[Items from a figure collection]
━━━━━━━━━━━━━━━━━━━━
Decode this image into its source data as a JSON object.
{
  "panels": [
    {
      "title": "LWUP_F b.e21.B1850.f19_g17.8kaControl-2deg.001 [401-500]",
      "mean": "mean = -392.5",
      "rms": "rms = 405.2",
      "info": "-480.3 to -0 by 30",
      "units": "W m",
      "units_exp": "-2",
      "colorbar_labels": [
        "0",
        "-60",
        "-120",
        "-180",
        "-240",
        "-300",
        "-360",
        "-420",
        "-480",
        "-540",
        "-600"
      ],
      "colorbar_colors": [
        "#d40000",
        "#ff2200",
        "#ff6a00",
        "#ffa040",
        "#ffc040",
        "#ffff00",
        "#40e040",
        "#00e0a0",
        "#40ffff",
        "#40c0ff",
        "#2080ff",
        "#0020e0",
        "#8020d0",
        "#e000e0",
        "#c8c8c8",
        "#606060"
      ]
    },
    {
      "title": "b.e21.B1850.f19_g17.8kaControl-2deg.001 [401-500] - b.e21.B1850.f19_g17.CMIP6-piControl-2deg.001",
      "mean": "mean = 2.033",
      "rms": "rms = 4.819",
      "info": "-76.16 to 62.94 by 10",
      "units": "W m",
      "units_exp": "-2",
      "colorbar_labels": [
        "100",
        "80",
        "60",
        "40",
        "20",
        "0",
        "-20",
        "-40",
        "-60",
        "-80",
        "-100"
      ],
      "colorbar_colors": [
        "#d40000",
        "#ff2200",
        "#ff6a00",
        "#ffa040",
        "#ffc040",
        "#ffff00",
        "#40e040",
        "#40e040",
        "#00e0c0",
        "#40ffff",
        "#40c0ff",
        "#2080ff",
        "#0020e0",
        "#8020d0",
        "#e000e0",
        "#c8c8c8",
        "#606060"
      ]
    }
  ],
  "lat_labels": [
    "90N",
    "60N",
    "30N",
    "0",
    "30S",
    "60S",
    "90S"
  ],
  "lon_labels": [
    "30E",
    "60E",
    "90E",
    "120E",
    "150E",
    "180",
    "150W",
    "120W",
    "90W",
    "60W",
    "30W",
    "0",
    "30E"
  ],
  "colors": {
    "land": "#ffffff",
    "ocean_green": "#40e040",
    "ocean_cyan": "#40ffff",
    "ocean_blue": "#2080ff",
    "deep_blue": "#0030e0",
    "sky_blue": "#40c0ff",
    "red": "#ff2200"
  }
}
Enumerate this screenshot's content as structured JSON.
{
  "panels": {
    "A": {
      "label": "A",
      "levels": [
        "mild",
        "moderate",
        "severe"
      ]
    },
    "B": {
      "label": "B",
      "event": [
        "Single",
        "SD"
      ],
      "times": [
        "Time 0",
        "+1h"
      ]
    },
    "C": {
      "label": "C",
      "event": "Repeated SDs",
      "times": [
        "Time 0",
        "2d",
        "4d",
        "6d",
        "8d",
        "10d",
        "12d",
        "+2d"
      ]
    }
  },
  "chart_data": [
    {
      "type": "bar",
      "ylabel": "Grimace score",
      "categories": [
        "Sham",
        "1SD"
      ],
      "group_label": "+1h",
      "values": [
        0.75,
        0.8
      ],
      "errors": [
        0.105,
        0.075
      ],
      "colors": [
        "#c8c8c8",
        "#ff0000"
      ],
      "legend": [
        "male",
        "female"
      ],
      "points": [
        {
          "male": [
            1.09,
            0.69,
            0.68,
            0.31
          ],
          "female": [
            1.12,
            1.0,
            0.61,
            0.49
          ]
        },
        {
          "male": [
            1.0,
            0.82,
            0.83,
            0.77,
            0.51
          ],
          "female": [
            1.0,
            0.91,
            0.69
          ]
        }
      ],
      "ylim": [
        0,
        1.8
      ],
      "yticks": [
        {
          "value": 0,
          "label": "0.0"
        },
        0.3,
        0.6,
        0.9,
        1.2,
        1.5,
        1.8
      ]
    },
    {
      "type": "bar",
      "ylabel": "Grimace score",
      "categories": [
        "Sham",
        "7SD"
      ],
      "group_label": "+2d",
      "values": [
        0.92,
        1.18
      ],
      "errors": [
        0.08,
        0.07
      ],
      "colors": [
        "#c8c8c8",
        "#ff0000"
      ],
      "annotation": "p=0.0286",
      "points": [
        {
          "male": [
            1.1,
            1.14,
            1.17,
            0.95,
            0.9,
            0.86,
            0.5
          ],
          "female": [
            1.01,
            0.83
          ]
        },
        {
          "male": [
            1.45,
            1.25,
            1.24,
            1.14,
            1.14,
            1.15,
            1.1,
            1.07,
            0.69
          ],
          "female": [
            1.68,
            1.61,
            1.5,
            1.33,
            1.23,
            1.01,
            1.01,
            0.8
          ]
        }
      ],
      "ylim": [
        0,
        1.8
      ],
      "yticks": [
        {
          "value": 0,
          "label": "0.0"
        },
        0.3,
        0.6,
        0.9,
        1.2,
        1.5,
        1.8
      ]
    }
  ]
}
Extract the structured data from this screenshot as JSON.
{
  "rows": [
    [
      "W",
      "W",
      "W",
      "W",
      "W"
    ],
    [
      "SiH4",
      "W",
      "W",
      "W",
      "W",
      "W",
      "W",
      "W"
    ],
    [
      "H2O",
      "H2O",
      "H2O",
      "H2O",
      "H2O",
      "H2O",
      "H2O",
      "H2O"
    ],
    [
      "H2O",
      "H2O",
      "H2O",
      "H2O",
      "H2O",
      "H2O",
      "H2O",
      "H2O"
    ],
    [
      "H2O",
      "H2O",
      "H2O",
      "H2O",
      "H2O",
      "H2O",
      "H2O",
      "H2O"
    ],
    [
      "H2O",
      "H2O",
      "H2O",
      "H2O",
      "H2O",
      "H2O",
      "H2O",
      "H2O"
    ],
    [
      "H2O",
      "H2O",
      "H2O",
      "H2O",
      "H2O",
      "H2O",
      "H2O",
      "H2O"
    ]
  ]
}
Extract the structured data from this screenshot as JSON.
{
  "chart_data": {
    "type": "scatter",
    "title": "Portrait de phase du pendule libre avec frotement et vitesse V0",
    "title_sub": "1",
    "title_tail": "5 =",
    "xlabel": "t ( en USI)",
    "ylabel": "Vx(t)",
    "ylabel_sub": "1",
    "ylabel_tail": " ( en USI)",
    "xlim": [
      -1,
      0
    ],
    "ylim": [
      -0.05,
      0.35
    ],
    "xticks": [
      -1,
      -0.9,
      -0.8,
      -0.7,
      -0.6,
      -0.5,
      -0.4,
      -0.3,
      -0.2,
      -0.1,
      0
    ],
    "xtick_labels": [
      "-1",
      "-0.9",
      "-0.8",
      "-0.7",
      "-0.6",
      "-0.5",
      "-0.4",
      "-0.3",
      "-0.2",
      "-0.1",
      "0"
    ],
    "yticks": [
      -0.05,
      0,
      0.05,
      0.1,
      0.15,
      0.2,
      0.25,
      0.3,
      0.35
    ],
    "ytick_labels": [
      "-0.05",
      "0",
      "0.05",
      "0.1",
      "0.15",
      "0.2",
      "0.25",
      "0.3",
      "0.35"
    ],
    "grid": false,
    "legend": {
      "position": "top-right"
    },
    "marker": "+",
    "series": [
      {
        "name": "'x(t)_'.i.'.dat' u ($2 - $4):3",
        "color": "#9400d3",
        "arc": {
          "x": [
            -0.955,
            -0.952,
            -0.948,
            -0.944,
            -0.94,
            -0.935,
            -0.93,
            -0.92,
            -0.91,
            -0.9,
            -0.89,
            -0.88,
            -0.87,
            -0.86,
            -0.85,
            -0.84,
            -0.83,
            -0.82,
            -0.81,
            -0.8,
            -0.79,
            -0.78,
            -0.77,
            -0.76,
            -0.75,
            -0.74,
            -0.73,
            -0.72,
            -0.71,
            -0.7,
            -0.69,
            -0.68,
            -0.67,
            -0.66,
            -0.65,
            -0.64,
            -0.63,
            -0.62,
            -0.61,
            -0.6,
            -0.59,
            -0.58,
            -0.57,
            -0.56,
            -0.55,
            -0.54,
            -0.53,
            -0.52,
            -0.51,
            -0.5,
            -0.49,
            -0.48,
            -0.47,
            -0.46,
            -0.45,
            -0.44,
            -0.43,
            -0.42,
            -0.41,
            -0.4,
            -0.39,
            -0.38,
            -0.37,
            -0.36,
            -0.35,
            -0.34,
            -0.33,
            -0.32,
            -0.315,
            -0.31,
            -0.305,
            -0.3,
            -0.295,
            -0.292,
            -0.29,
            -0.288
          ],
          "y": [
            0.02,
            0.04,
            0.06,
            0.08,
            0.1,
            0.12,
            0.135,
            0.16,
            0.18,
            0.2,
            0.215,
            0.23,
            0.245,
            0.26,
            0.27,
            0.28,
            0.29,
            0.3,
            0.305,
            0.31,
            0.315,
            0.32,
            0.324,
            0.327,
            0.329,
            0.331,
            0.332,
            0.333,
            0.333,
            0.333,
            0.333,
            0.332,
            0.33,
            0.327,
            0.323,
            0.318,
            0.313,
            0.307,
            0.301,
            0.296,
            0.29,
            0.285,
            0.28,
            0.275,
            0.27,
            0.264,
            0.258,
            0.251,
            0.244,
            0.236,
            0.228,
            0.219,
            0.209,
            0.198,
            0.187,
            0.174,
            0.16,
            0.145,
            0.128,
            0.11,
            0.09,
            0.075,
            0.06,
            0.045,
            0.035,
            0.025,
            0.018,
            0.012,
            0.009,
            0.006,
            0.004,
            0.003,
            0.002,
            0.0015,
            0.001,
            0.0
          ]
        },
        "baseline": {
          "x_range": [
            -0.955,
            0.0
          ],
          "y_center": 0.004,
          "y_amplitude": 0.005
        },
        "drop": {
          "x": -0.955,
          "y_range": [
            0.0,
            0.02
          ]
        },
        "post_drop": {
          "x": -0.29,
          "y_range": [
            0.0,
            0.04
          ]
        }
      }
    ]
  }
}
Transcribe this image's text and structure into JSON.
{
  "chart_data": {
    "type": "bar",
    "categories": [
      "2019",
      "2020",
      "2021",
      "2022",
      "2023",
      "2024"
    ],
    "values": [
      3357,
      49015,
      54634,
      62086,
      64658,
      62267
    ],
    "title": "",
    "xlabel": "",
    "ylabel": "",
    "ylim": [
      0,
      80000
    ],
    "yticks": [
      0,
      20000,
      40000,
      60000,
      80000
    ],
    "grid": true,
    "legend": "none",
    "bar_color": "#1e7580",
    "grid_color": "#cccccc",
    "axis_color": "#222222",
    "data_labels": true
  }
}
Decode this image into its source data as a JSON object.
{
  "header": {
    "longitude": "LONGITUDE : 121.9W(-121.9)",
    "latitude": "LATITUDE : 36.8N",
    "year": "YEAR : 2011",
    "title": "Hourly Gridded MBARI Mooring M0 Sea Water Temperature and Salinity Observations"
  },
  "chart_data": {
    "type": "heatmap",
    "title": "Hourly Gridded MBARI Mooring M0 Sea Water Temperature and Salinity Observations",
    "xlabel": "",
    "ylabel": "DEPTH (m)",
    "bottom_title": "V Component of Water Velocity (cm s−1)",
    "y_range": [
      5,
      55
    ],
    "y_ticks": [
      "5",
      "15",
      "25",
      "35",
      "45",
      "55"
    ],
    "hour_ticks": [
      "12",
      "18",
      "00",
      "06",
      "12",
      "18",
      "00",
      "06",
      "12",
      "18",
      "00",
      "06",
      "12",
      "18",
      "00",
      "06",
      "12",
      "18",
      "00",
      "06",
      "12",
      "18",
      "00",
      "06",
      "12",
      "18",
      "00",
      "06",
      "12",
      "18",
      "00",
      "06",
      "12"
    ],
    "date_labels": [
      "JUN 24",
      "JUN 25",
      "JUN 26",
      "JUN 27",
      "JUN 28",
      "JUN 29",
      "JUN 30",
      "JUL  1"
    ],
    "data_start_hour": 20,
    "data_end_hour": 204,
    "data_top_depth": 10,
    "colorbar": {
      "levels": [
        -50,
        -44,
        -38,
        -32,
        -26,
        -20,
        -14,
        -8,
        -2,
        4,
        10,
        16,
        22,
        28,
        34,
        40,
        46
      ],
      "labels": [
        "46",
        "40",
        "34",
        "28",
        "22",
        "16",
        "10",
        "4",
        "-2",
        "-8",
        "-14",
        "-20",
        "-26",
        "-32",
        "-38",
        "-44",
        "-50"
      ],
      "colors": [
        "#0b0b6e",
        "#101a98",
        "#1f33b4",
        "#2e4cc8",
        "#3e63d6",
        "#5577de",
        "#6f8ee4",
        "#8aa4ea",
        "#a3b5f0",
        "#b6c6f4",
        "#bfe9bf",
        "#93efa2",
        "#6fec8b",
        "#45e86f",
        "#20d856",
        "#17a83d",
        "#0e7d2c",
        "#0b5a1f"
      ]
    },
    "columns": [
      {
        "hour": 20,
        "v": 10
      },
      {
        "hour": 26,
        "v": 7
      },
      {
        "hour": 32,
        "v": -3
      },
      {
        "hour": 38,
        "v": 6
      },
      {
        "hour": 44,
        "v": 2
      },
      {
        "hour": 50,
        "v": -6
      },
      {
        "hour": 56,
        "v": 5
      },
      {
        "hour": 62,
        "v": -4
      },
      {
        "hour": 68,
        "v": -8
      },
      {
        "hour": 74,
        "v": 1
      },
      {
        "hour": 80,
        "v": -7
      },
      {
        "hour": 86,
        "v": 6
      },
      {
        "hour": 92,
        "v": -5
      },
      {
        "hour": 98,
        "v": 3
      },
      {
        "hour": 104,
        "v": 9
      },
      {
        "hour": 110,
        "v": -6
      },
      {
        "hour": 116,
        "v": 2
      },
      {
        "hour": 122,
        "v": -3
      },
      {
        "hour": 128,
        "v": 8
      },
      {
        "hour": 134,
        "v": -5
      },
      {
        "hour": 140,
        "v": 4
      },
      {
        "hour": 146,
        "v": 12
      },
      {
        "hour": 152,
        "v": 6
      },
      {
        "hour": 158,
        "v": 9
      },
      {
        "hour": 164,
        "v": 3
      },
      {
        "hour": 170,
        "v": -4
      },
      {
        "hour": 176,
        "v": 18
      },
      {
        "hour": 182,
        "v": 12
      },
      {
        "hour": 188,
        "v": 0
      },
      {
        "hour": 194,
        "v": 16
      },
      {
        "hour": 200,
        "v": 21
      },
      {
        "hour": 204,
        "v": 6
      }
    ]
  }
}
━━━━━━━━━━━━━━━━━━━━
Count each line above in which the string "Hourly" appears, then state only the total.

2